WHAT YOU NEED TO DO:
Check each line of the material below, and copy it if it holds the string "Quyết".

━━━ RECORD EXCERPTS ━━━

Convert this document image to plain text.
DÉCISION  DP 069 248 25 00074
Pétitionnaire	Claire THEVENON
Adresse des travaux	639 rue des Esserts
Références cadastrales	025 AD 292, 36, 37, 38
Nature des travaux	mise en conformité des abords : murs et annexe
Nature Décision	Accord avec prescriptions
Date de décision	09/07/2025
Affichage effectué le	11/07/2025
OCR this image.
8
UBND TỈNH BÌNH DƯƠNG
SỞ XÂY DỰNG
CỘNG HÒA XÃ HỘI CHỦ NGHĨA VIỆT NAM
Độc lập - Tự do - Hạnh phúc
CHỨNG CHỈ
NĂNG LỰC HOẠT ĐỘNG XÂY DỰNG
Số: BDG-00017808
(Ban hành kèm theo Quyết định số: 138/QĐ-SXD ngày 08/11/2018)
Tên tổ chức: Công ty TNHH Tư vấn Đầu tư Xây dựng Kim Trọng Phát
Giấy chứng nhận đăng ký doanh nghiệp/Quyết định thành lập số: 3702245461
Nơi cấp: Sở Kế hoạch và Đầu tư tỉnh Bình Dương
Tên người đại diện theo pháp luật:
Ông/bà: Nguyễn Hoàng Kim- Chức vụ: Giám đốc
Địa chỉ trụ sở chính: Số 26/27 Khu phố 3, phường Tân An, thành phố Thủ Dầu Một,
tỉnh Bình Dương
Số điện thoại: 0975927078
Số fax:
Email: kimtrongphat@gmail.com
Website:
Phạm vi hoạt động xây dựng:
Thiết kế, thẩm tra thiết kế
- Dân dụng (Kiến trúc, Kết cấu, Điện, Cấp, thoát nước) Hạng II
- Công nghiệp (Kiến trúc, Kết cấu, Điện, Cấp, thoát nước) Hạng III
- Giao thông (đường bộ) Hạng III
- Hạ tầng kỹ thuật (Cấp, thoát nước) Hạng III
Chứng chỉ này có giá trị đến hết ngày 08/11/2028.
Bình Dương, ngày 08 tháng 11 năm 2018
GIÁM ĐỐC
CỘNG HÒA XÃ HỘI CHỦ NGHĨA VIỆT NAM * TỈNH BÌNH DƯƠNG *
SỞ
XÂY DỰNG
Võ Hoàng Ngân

━━━

EXPECTED ANSWER:
(Ban hành kèm theo Quyết định số: 138/QĐ-SXD ngày 08/11/2018)
Giấy chứng nhận đăng ký doanh nghiệp/Quyết định thành lập số: 3702245461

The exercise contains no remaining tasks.